● **DIRECTIONS**
Output every line of the data exactly as it appears.

* * * *

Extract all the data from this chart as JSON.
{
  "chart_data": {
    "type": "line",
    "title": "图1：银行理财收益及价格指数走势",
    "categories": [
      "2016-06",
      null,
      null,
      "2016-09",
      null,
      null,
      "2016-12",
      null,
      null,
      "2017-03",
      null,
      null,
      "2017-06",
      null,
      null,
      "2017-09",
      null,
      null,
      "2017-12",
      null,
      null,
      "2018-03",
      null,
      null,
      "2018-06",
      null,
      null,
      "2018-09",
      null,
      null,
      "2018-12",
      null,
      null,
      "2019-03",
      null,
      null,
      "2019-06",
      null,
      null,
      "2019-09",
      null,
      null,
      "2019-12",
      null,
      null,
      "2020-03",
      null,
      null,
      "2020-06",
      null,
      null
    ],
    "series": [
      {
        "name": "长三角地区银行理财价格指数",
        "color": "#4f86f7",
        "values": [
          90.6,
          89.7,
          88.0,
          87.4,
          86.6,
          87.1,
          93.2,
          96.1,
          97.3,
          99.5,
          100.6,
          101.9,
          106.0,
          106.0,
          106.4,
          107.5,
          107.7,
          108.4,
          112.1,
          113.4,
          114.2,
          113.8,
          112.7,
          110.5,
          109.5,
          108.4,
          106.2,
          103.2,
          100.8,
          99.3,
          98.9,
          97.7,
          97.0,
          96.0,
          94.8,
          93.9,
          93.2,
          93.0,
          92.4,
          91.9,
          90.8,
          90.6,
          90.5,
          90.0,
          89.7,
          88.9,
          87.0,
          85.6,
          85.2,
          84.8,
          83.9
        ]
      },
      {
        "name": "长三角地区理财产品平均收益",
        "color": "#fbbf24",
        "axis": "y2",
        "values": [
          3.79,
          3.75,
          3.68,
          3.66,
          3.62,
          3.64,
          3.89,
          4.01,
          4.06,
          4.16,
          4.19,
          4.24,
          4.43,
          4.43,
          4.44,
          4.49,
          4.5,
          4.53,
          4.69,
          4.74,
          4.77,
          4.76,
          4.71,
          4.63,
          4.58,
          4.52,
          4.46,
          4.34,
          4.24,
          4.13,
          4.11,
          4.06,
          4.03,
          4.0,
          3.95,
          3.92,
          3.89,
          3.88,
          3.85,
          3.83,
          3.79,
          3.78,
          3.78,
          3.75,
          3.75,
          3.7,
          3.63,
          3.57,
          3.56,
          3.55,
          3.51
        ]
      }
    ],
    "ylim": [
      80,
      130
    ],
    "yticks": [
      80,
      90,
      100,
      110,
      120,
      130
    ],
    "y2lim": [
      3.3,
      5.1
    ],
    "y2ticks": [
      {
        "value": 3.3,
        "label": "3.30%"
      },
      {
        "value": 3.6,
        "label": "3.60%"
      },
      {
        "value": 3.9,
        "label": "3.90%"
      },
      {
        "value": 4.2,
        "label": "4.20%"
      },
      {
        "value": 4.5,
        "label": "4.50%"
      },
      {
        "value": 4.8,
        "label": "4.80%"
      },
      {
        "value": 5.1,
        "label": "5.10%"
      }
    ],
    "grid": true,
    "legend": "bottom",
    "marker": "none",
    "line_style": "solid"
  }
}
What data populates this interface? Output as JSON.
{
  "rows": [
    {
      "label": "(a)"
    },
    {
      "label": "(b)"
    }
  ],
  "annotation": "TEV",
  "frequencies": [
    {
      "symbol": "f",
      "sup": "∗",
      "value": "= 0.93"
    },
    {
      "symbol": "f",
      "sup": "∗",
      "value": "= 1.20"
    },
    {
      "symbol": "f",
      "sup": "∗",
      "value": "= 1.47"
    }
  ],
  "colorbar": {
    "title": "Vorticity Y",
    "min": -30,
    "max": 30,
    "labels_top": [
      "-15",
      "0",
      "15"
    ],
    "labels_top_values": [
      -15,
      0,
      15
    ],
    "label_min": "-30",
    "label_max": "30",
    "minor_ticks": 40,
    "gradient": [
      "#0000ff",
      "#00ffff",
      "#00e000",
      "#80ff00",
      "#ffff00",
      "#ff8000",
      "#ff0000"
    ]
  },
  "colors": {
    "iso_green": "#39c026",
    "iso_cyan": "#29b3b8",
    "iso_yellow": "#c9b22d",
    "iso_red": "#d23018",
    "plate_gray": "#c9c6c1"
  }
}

* * * *

● **FULL RESPONSE**
Extract all the data from this chart as JSON.
{
  "chart_data": {
    "type": "line",
    "title": "图1：银行理财收益及价格指数走势",
    "categories": [
      "2016-06",
      null,
      null,
      "2016-09",
      null,
      null,
      "2016-12",
      null,
      null,
      "2017-03",
      null,
      null,
      "2017-06",
      null,
      null,
      "2017-09",
      null,
      null,
      "2017-12",
      null,
      null,
      "2018-03",
      null,
      null,
      "2018-06",
      null,
      null,
      "2018-09",
      null,
      null,
      "2018-12",
      null,
      null,
      "2019-03",
      null,
      null,
      "2019-06",
      null,
      null,
      "2019-09",
      null,
      null,
      "2019-12",
      null,
      null,
      "2020-03",
      null,
      null,
      "2020-06",
      null,
      null
    ],
    "series": [
      {
        "name": "长三角地区银行理财价格指数",
        "color": "#4f86f7",
        "values": [
          90.6,
          89.7,
          88.0,
          87.4,
          86.6,
          87.1,
          93.2,
          96.1,
          97.3,
          99.5,
          100.6,
          101.9,
          106.0,
          106.0,
          106.4,
          107.5,
          107.7,
          108.4,
          112.1,
          113.4,
          114.2,
          113.8,
          112.7,
          110.5,
          109.5,
          108.4,
          106.2,
          103.2,
          100.8,
          99.3,
          98.9,
          97.7,
          97.0,
          96.0,
          94.8,
          93.9,
          93.2,
          93.0,
          92.4,
          91.9,
          90.8,
          90.6,
          90.5,
          90.0,
          89.7,
          88.9,
          87.0,
          85.6,
          85.2,
          84.8,
          83.9
        ]
      },
      {
        "name": "长三角地区理财产品平均收益",
        "color": "#fbbf24",
        "axis": "y2",
        "values": [
          3.79,
          3.75,
          3.68,
          3.66,
          3.62,
          3.64,
          3.89,
          4.01,
          4.06,
          4.16,
          4.19,
          4.24,
          4.43,
          4.43,
          4.44,
          4.49,
          4.5,
          4.53,
          4.69,
          4.74,
          4.77,
          4.76,
          4.71,
          4.63,
          4.58,
          4.52,
          4.46,
          4.34,
          4.24,
          4.13,
          4.11,
          4.06,
          4.03,
          4.0,
          3.95,
          3.92,
          3.89,
          3.88,
          3.85,
          3.83,
          3.79,
          3.78,
          3.78,
          3.75,
          3.75,
          3.7,
          3.63,
          3.57,
          3.56,
          3.55,
          3.51
        ]
      }
    ],
    "ylim": [
      80,
      130
    ],
    "yticks": [
      80,
      90,
      100,
      110,
      120,
      130
    ],
    "y2lim": [
      3.3,
      5.1
    ],
    "y2ticks": [
      {
        "value": 3.3,
        "label": "3.30%"
      },
      {
        "value": 3.6,
        "label": "3.60%"
      },
      {
        "value": 3.9,
        "label": "3.90%"
      },
      {
        "value": 4.2,
        "label": "4.20%"
      },
      {
        "value": 4.5,
        "label": "4.50%"
      },
      {
        "value": 4.8,
        "label": "4.80%"
      },
      {
        "value": 5.1,
        "label": "5.10%"
      }
    ],
    "grid": true,
    "legend": "bottom",
    "marker": "none",
    "line_style": "solid"
  }
}
What data populates this interface? Output as JSON.
{
  "rows": [
    {
      "label": "(a)"
    },
    {
      "label": "(b)"
    }
  ],
  "annotation": "TEV",
  "frequencies": [
    {
      "symbol": "f",
      "sup": "∗",
      "value": "= 0.93"
    },
    {
      "symbol": "f",
      "sup": "∗",
      "value": "= 1.20"
    },
    {
      "symbol": "f",
      "sup": "∗",
      "value": "= 1.47"
    }
  ],
  "colorbar": {
    "title": "Vorticity Y",
    "min": -30,
    "max": 30,
    "labels_top": [
      "-15",
      "0",
      "15"
    ],
    "labels_top_values": [
      -15,
      0,
      15
    ],
    "label_min": "-30",
    "label_max": "30",
    "minor_ticks": 40,
    "gradient": [
      "#0000ff",
      "#00ffff",
      "#00e000",
      "#80ff00",
      "#ffff00",
      "#ff8000",
      "#ff0000"
    ]
  },
  "colors": {
    "iso_green": "#39c026",
    "iso_cyan": "#29b3b8",
    "iso_yellow": "#c9b22d",
    "iso_red": "#d23018",
    "plate_gray": "#c9c6c1"
  }
}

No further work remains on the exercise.